What you will do:
Pull out every line from the listing that has the word "Shift".

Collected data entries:
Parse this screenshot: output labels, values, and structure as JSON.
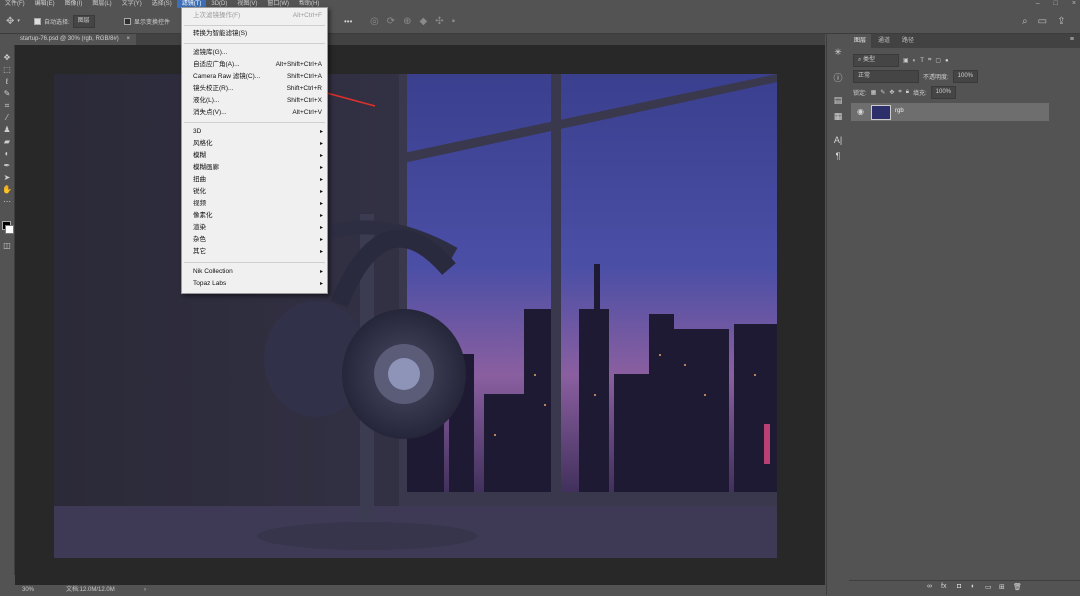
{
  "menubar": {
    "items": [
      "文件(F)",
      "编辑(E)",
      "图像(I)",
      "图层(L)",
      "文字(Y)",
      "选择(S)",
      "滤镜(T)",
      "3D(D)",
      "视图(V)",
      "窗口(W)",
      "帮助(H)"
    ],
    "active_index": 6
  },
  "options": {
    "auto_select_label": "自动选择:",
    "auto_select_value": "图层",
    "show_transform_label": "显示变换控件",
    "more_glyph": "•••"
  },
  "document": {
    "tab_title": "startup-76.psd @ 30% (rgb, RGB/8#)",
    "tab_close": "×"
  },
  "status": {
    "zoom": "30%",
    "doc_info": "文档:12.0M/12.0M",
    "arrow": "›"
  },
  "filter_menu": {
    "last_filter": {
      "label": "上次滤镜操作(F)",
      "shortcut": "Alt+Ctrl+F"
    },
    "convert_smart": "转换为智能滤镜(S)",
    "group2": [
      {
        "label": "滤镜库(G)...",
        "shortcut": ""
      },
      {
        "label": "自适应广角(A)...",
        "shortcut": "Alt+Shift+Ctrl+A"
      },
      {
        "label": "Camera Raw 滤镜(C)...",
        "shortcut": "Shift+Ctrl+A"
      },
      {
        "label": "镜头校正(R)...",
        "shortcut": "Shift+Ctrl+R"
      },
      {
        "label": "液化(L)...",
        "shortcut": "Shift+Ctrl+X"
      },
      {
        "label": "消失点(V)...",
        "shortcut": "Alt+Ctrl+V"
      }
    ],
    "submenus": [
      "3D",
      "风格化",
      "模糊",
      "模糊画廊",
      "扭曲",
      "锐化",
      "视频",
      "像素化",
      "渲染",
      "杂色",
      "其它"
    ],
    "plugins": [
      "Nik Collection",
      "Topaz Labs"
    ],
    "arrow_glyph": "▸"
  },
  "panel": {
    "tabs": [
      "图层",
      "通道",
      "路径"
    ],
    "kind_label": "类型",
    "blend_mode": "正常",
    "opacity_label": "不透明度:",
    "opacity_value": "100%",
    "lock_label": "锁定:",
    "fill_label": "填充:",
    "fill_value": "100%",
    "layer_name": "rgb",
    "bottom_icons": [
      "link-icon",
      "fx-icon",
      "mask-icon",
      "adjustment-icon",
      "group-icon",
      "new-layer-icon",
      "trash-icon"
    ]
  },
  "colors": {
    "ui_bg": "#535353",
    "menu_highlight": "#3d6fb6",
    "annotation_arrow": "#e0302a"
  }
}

* * *

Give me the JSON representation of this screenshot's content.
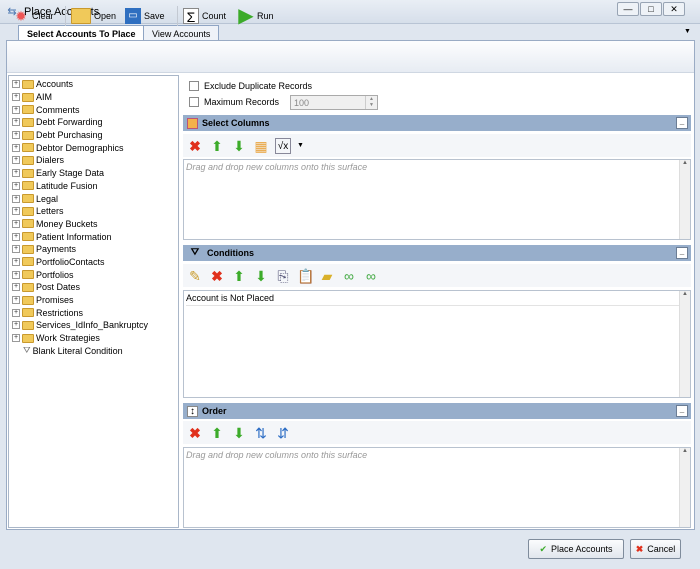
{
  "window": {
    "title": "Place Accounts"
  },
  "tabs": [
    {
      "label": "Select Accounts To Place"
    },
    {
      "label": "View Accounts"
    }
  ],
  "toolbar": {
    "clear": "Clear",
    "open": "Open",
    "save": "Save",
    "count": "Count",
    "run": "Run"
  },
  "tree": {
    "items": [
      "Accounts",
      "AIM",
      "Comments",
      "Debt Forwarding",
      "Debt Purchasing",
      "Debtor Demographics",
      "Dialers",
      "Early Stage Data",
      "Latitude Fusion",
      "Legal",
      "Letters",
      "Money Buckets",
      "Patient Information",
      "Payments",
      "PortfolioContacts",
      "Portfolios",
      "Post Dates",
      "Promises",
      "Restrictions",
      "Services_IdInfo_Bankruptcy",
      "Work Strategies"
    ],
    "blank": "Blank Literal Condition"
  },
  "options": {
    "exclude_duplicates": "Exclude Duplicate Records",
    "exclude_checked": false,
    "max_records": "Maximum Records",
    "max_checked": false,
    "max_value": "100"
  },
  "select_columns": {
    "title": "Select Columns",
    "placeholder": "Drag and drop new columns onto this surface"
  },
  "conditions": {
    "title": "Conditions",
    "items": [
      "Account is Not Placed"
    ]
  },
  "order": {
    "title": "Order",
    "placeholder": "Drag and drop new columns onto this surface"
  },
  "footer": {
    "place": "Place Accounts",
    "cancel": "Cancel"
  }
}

Written solution:
        "shortcut": "Alt+Shift+Ctrl+A"
        "shortcut": "Shift+Ctrl+A"
        "shortcut": "Shift+Ctrl+R"
        "shortcut": "Shift+Ctrl+X"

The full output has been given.